• **What is asked**: Return every line below in which "проверку" appears.

[Stored dataset items]
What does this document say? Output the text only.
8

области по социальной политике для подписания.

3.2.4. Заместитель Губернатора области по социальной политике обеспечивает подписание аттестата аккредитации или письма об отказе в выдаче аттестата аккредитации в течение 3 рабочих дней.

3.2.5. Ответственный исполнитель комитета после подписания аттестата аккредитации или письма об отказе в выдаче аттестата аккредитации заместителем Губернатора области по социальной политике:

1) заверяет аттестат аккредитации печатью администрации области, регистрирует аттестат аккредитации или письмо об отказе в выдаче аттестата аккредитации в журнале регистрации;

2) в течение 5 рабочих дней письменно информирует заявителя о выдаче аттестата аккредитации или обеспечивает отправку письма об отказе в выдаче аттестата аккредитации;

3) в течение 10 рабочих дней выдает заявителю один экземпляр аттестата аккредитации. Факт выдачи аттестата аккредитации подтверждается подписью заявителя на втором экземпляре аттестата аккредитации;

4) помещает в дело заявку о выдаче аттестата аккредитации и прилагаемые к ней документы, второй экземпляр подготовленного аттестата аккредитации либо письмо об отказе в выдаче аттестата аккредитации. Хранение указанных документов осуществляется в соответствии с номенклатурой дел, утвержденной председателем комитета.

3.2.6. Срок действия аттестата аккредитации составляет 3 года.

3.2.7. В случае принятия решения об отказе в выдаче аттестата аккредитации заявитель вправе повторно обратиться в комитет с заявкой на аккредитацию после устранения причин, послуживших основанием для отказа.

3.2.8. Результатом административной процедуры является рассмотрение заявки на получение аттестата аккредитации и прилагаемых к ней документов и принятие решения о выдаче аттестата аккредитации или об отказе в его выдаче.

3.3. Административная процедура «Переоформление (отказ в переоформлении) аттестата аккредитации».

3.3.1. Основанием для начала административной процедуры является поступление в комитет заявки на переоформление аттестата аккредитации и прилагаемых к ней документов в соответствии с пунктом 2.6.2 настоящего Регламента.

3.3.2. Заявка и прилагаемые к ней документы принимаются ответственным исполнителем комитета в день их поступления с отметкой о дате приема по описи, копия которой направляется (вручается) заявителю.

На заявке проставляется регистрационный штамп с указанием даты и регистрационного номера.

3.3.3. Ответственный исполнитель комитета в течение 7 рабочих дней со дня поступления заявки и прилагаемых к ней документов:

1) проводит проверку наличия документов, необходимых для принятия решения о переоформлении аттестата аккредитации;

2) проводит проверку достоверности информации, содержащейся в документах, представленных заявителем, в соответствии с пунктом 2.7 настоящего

• **Result of the exercise**:
1) проводит проверку наличия документов, необходимых для принятия решения о переоформлении аттестата аккредитации;
2) проводит проверку достоверности информации, содержащейся в документах, представленных заявителем, в соответствии с пунктом 2.7 настоящего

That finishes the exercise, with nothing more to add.